[WRITTEN PROBLEM]
Extract the complete listing and output it unchanged.

[DATA ENTRIES]
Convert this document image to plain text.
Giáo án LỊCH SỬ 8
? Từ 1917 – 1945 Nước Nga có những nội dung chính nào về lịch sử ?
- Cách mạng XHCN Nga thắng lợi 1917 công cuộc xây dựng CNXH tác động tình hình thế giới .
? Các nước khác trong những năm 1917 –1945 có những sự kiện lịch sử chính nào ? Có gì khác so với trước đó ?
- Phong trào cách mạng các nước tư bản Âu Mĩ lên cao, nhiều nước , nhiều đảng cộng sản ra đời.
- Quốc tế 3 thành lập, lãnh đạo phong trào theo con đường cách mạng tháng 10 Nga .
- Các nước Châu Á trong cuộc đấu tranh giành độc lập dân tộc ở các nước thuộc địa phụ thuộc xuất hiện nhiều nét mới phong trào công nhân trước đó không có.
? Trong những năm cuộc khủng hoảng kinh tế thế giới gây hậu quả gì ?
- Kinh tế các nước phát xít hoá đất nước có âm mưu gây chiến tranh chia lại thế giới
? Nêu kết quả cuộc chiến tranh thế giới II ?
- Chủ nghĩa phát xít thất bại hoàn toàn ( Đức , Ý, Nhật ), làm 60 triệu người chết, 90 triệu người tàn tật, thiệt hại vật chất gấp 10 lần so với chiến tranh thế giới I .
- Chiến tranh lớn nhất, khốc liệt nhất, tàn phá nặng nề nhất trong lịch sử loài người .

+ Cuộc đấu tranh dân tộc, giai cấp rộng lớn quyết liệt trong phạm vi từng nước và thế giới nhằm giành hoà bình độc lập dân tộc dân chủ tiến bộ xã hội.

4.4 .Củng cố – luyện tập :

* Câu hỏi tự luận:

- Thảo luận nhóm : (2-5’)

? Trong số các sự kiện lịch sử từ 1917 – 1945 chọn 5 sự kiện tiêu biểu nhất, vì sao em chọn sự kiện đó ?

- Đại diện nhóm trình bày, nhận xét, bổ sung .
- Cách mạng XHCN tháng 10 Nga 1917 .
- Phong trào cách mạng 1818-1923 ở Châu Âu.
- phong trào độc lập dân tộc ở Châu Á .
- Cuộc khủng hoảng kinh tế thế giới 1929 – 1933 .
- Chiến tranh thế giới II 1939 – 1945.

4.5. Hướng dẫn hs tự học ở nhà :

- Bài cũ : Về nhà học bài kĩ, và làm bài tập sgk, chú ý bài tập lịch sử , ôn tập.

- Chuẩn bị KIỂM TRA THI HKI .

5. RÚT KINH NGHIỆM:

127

[TASK SOLUTION]
Convert this document image to plain text.
Giáo án LỊCH SỬ 8
? Từ 1917 – 1945 Nước Nga có những nội dung chính nào về lịch sử ?
- Cách mạng XHCN Nga thắng lợi 1917 công cuộc xây dựng CNXH tác động tình hình thế giới .
? Các nước khác trong những năm 1917 –1945 có những sự kiện lịch sử chính nào ? Có gì khác so với trước đó ?
- Phong trào cách mạng các nước tư bản Âu Mĩ lên cao, nhiều nước , nhiều đảng cộng sản ra đời.
- Quốc tế 3 thành lập, lãnh đạo phong trào theo con đường cách mạng tháng 10 Nga .
- Các nước Châu Á trong cuộc đấu tranh giành độc lập dân tộc ở các nước thuộc địa phụ thuộc xuất hiện nhiều nét mới phong trào công nhân trước đó không có.
? Trong những năm cuộc khủng hoảng kinh tế thế giới gây hậu quả gì ?
- Kinh tế các nước phát xít hoá đất nước có âm mưu gây chiến tranh chia lại thế giới
? Nêu kết quả cuộc chiến tranh thế giới II ?
- Chủ nghĩa phát xít thất bại hoàn toàn ( Đức , Ý, Nhật ), làm 60 triệu người chết, 90 triệu người tàn tật, thiệt hại vật chất gấp 10 lần so với chiến tranh thế giới I .
- Chiến tranh lớn nhất, khốc liệt nhất, tàn phá nặng nề nhất trong lịch sử loài người .

+ Cuộc đấu tranh dân tộc, giai cấp rộng lớn quyết liệt trong phạm vi từng nước và thế giới nhằm giành hoà bình độc lập dân tộc dân chủ tiến bộ xã hội.

4.4 .Củng cố – luyện tập :

* Câu hỏi tự luận:

- Thảo luận nhóm : (2-5’)

? Trong số các sự kiện lịch sử từ 1917 – 1945 chọn 5 sự kiện tiêu biểu nhất, vì sao em chọn sự kiện đó ?

- Đại diện nhóm trình bày, nhận xét, bổ sung .
- Cách mạng XHCN tháng 10 Nga 1917 .
- Phong trào cách mạng 1818-1923 ở Châu Âu.
- phong trào độc lập dân tộc ở Châu Á .
- Cuộc khủng hoảng kinh tế thế giới 1929 – 1933 .
- Chiến tranh thế giới II 1939 – 1945.

4.5. Hướng dẫn hs tự học ở nhà :

- Bài cũ : Về nhà học bài kĩ, và làm bài tập sgk, chú ý bài tập lịch sử , ôn tập.

- Chuẩn bị KIỂM TRA THI HKI .

5. RÚT KINH NGHIỆM:

127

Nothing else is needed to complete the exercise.